In re Weekley Homes, L.P., 295 S.W.3d 309 (Tex. 2009)
In this mandamus proceeding, the Supreme Court of Texas found that the trial court abused its discretion by ordering four of defendant’s employees to turn over their computer hard drives for forensic examination.
In 2007, after adding Weekley Homes, L.P. (“Weekley”) to an already pending breach of contract suit, plaintiff HFG Enclave Land Interests, Ltd. (“HFG”) served requests for production, including requests for “a broad variety of emails.” Weekley produced thirty-one responsive emails. Unconvinced that more correspondence did not exist, HFG filed a motion to compel additional searching. At hearing on the issue, Weekley explained that the employees’ inboxes were limited in size and, when full, had to be emptied by manual deletion of the messages therein. Accordingly, Weekley’s employees were “force[d]” to clear out their inboxes regularly. Emails would be saved only if backed up by an employee to his or her hard drive. The deleted emails were saved on backup tapes for thirty days. The trial court denied HFG’s motion.
Undeterred, HFG moved for “limited access” to certain of Weekley’s employees’ hard drives to search for deleted emails from 2004. HFG proposed a search protocol by which a forensic expert would search for, extract, and provide the emails to Weekley for its review and subsequent production to HFG. Opposing the motion, Weekley complained about the intrusiveness of such a search, that the search would take the employees’ hard drive “out of commission” and that HFG had failed to show the “feasibility ‘of obtain[ing] data that may have been deleted in 2004. The trial court granted HFG’s motion. Thereafter, Weekley sought mandamus relief from the court of appeals and was denied. However, the Supreme Court of Texas granted oral argument on the issue.
Addressing the question of whether the trial court had abused its discretion, the court first turned to Tex. R. Civ. P. 196.4. Under the rule, a party is required to produce responsive electronic information that is “reasonably available to the responding party in its ordinary course of business.” If information is shown to be not reasonably available, the court may nonetheless order targeted production “upon a showing…that the benefits of ordering the production outweigh the costs.” Finding that the trial court’s decision “implie[d] a finding that the deleted emails were not reasonably available and required extraordinary steps for their retrieval and production,” the court identified its task as deciding “whether the measures of the trial court…were proper under the circumstances presented.” Because Rule 196.4 does not provide guidelines for the manner or means by which information that is not reasonably available may be produced, the court looked to the federal rules and courts for “guidance.”

Written instruction 1: Set down, word for word, the part of the Weekley Homes case summary between "In this mandamus" and "for forensic examination.", inclusive.
Written instruction 2: Render this sentence from the Weekley Homes case summary in Spanish: "The deleted emails were saved on backup tapes for thirty days."

Dataset:
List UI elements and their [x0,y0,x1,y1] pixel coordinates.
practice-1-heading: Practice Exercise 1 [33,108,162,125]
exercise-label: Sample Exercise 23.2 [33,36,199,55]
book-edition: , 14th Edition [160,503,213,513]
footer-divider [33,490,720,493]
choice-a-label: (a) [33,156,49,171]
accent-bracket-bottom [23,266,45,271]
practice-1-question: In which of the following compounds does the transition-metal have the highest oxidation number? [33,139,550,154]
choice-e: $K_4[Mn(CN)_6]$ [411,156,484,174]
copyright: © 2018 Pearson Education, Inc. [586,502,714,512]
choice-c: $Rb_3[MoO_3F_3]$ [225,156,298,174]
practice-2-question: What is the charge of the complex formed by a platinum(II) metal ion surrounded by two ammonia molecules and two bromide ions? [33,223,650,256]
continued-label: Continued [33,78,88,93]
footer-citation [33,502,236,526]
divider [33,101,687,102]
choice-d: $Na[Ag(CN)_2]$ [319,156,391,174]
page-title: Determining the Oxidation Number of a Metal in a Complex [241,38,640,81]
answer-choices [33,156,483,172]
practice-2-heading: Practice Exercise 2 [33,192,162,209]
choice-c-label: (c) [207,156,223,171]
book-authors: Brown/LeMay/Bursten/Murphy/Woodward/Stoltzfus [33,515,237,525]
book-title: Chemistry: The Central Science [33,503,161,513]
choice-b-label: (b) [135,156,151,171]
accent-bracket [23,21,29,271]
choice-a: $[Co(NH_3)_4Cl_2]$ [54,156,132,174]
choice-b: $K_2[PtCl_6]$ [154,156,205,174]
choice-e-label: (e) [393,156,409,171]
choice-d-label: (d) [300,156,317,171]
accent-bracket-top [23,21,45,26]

Written answer 1:
In this mandamus proceeding, the Supreme Court of Texas found that the trial court abused its discretion by ordering four of defendant’s employees to turn over their computer hard drives for forensic examination.

Written answer 2: Los correos electrónicos eliminados se guardaban en cintas de respaldo durante treinta días.